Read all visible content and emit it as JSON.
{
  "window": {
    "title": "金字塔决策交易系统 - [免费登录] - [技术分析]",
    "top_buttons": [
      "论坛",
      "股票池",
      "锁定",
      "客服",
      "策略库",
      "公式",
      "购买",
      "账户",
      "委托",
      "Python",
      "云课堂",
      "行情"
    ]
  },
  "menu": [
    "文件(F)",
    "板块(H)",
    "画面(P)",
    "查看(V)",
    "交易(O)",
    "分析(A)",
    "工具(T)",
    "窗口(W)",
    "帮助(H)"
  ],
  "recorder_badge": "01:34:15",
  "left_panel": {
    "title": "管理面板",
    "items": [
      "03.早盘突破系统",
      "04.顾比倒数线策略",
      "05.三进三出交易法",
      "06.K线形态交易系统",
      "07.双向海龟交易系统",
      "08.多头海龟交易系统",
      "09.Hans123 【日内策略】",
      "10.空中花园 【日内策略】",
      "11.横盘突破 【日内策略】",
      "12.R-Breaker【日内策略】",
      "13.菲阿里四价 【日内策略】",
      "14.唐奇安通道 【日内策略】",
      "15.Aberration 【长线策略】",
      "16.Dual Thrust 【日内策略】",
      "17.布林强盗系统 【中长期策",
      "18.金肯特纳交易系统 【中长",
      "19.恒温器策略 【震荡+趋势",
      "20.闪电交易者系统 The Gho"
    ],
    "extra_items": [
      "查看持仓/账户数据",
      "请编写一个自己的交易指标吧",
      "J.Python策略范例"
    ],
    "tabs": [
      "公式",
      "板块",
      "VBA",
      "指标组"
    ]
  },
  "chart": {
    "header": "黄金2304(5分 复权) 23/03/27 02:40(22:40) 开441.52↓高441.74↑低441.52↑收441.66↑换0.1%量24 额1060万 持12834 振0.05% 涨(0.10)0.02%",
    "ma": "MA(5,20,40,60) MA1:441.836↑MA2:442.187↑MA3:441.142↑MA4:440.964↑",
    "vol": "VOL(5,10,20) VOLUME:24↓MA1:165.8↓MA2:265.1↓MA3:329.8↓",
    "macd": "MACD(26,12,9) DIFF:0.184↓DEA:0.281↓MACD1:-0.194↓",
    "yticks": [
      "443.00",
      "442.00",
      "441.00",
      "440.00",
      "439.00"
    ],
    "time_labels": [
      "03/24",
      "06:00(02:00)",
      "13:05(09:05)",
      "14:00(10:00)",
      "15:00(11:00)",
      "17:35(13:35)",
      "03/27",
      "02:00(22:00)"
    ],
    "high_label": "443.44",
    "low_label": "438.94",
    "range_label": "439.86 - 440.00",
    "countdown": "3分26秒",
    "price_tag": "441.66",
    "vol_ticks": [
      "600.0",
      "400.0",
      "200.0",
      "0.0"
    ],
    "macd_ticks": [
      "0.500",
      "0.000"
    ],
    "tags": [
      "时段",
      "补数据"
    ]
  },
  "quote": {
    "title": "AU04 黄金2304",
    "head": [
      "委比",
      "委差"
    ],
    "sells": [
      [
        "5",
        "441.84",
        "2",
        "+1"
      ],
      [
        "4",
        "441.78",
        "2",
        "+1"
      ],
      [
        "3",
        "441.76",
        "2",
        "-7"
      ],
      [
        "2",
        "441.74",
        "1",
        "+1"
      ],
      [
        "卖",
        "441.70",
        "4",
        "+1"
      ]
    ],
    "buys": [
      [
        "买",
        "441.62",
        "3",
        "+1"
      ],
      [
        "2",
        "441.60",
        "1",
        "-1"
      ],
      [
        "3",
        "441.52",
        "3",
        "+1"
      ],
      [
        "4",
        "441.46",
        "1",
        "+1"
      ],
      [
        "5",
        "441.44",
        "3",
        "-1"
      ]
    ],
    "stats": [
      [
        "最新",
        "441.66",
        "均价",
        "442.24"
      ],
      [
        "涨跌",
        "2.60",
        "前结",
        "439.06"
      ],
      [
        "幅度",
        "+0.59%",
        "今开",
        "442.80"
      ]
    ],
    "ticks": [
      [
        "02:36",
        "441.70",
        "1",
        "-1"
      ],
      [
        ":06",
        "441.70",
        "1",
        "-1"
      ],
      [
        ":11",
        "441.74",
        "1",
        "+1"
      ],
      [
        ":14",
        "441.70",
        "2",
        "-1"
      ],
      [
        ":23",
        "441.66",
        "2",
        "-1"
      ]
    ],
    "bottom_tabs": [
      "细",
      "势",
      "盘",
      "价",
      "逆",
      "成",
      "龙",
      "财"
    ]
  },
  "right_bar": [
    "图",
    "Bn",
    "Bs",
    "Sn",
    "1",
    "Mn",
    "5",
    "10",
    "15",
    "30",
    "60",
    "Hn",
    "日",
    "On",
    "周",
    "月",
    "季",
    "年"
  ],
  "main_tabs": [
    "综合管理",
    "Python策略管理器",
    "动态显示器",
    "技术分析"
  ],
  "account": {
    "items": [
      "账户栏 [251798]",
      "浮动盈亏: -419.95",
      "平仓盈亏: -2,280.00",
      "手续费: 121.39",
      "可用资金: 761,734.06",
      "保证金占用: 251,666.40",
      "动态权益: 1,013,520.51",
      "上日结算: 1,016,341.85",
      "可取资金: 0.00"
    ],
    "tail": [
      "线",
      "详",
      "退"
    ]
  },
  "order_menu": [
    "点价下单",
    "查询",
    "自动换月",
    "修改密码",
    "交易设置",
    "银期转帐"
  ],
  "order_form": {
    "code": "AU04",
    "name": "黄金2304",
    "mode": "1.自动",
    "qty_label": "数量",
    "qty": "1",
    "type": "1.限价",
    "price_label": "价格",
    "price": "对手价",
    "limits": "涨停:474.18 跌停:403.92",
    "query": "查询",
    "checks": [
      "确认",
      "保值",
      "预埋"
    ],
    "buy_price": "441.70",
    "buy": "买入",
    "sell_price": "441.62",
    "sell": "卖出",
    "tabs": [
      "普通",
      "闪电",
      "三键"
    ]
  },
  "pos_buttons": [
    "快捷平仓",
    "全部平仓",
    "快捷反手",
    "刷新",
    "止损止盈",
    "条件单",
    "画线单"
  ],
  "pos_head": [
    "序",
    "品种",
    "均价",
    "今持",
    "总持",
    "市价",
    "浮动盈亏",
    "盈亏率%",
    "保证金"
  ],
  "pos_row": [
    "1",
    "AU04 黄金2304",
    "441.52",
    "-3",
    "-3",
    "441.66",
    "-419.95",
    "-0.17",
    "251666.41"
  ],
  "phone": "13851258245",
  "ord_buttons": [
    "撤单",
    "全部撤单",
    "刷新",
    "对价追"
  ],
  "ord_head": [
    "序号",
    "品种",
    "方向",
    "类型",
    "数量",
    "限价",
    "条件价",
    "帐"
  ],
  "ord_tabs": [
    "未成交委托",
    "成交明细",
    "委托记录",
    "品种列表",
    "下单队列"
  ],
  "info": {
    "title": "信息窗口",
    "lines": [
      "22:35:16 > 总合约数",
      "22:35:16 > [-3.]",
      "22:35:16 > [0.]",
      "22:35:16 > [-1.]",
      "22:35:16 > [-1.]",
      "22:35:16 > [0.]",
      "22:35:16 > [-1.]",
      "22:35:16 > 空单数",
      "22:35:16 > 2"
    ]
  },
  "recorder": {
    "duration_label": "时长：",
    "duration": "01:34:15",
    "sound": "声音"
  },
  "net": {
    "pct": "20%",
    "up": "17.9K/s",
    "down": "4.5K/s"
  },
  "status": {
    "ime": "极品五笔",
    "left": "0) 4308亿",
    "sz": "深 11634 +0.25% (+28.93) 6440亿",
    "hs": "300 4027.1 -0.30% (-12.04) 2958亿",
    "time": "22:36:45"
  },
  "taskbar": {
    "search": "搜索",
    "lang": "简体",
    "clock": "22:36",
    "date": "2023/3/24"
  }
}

---------------

Required task: Every entry in the listing must be retyped exactly.

Completed exercise:
Read all visible content and emit it as JSON.
{
  "window": {
    "title": "金字塔决策交易系统 - [免费登录] - [技术分析]",
    "top_buttons": [
      "论坛",
      "股票池",
      "锁定",
      "客服",
      "策略库",
      "公式",
      "购买",
      "账户",
      "委托",
      "Python",
      "云课堂",
      "行情"
    ]
  },
  "menu": [
    "文件(F)",
    "板块(H)",
    "画面(P)",
    "查看(V)",
    "交易(O)",
    "分析(A)",
    "工具(T)",
    "窗口(W)",
    "帮助(H)"
  ],
  "recorder_badge": "01:34:15",
  "left_panel": {
    "title": "管理面板",
    "items": [
      "03.早盘突破系统",
      "04.顾比倒数线策略",
      "05.三进三出交易法",
      "06.K线形态交易系统",
      "07.双向海龟交易系统",
      "08.多头海龟交易系统",
      "09.Hans123 【日内策略】",
      "10.空中花园 【日内策略】",
      "11.横盘突破 【日内策略】",
      "12.R-Breaker【日内策略】",
      "13.菲阿里四价 【日内策略】",
      "14.唐奇安通道 【日内策略】",
      "15.Aberration 【长线策略】",
      "16.Dual Thrust 【日内策略】",
      "17.布林强盗系统 【中长期策",
      "18.金肯特纳交易系统 【中长",
      "19.恒温器策略 【震荡+趋势",
      "20.闪电交易者系统 The Gho"
    ],
    "extra_items": [
      "查看持仓/账户数据",
      "请编写一个自己的交易指标吧",
      "J.Python策略范例"
    ],
    "tabs": [
      "公式",
      "板块",
      "VBA",
      "指标组"
    ]
  },
  "chart": {
    "header": "黄金2304(5分 复权) 23/03/27 02:40(22:40) 开441.52↓高441.74↑低441.52↑收441.66↑换0.1%量24 额1060万 持12834 振0.05% 涨(0.10)0.02%",
    "ma": "MA(5,20,40,60) MA1:441.836↑MA2:442.187↑MA3:441.142↑MA4:440.964↑",
    "vol": "VOL(5,10,20) VOLUME:24↓MA1:165.8↓MA2:265.1↓MA3:329.8↓",
    "macd": "MACD(26,12,9) DIFF:0.184↓DEA:0.281↓MACD1:-0.194↓",
    "yticks": [
      "443.00",
      "442.00",
      "441.00",
      "440.00",
      "439.00"
    ],
    "time_labels": [
      "03/24",
      "06:00(02:00)",
      "13:05(09:05)",
      "14:00(10:00)",
      "15:00(11:00)",
      "17:35(13:35)",
      "03/27",
      "02:00(22:00)"
    ],
    "high_label": "443.44",
    "low_label": "438.94",
    "range_label": "439.86 - 440.00",
    "countdown": "3分26秒",
    "price_tag": "441.66",
    "vol_ticks": [
      "600.0",
      "400.0",
      "200.0",
      "0.0"
    ],
    "macd_ticks": [
      "0.500",
      "0.000"
    ],
    "tags": [
      "时段",
      "补数据"
    ]
  },
  "quote": {
    "title": "AU04 黄金2304",
    "head": [
      "委比",
      "委差"
    ],
    "sells": [
      [
        "5",
        "441.84",
        "2",
        "+1"
      ],
      [
        "4",
        "441.78",
        "2",
        "+1"
      ],
      [
        "3",
        "441.76",
        "2",
        "-7"
      ],
      [
        "2",
        "441.74",
        "1",
        "+1"
      ],
      [
        "卖",
        "441.70",
        "4",
        "+1"
      ]
    ],
    "buys": [
      [
        "买",
        "441.62",
        "3",
        "+1"
      ],
      [
        "2",
        "441.60",
        "1",
        "-1"
      ],
      [
        "3",
        "441.52",
        "3",
        "+1"
      ],
      [
        "4",
        "441.46",
        "1",
        "+1"
      ],
      [
        "5",
        "441.44",
        "3",
        "-1"
      ]
    ],
    "stats": [
      [
        "最新",
        "441.66",
        "均价",
        "442.24"
      ],
      [
        "涨跌",
        "2.60",
        "前结",
        "439.06"
      ],
      [
        "幅度",
        "+0.59%",
        "今开",
        "442.80"
      ]
    ],
    "ticks": [
      [
        "02:36",
        "441.70",
        "1",
        "-1"
      ],
      [
        ":06",
        "441.70",
        "1",
        "-1"
      ],
      [
        ":11",
        "441.74",
        "1",
        "+1"
      ],
      [
        ":14",
        "441.70",
        "2",
        "-1"
      ],
      [
        ":23",
        "441.66",
        "2",
        "-1"
      ]
    ],
    "bottom_tabs": [
      "细",
      "势",
      "盘",
      "价",
      "逆",
      "成",
      "龙",
      "财"
    ]
  },
  "right_bar": [
    "图",
    "Bn",
    "Bs",
    "Sn",
    "1",
    "Mn",
    "5",
    "10",
    "15",
    "30",
    "60",
    "Hn",
    "日",
    "On",
    "周",
    "月",
    "季",
    "年"
  ],
  "main_tabs": [
    "综合管理",
    "Python策略管理器",
    "动态显示器",
    "技术分析"
  ],
  "account": {
    "items": [
      "账户栏 [251798]",
      "浮动盈亏: -419.95",
      "平仓盈亏: -2,280.00",
      "手续费: 121.39",
      "可用资金: 761,734.06",
      "保证金占用: 251,666.40",
      "动态权益: 1,013,520.51",
      "上日结算: 1,016,341.85",
      "可取资金: 0.00"
    ],
    "tail": [
      "线",
      "详",
      "退"
    ]
  },
  "order_menu": [
    "点价下单",
    "查询",
    "自动换月",
    "修改密码",
    "交易设置",
    "银期转帐"
  ],
  "order_form": {
    "code": "AU04",
    "name": "黄金2304",
    "mode": "1.自动",
    "qty_label": "数量",
    "qty": "1",
    "type": "1.限价",
    "price_label": "价格",
    "price": "对手价",
    "limits": "涨停:474.18 跌停:403.92",
    "query": "查询",
    "checks": [
      "确认",
      "保值",
      "预埋"
    ],
    "buy_price": "441.70",
    "buy": "买入",
    "sell_price": "441.62",
    "sell": "卖出",
    "tabs": [
      "普通",
      "闪电",
      "三键"
    ]
  },
  "pos_buttons": [
    "快捷平仓",
    "全部平仓",
    "快捷反手",
    "刷新",
    "止损止盈",
    "条件单",
    "画线单"
  ],
  "pos_head": [
    "序",
    "品种",
    "均价",
    "今持",
    "总持",
    "市价",
    "浮动盈亏",
    "盈亏率%",
    "保证金"
  ],
  "pos_row": [
    "1",
    "AU04 黄金2304",
    "441.52",
    "-3",
    "-3",
    "441.66",
    "-419.95",
    "-0.17",
    "251666.41"
  ],
  "phone": "13851258245",
  "ord_buttons": [
    "撤单",
    "全部撤单",
    "刷新",
    "对价追"
  ],
  "ord_head": [
    "序号",
    "品种",
    "方向",
    "类型",
    "数量",
    "限价",
    "条件价",
    "帐"
  ],
  "ord_tabs": [
    "未成交委托",
    "成交明细",
    "委托记录",
    "品种列表",
    "下单队列"
  ],
  "info": {
    "title": "信息窗口",
    "lines": [
      "22:35:16 > 总合约数",
      "22:35:16 > [-3.]",
      "22:35:16 > [0.]",
      "22:35:16 > [-1.]",
      "22:35:16 > [-1.]",
      "22:35:16 > [0.]",
      "22:35:16 > [-1.]",
      "22:35:16 > 空单数",
      "22:35:16 > 2"
    ]
  },
  "recorder": {
    "duration_label": "时长：",
    "duration": "01:34:15",
    "sound": "声音"
  },
  "net": {
    "pct": "20%",
    "up": "17.9K/s",
    "down": "4.5K/s"
  },
  "status": {
    "ime": "极品五笔",
    "left": "0) 4308亿",
    "sz": "深 11634 +0.25% (+28.93) 6440亿",
    "hs": "300 4027.1 -0.30% (-12.04) 2958亿",
    "time": "22:36:45"
  },
  "taskbar": {
    "search": "搜索",
    "lang": "简体",
    "clock": "22:36",
    "date": "2023/3/24"
  }
}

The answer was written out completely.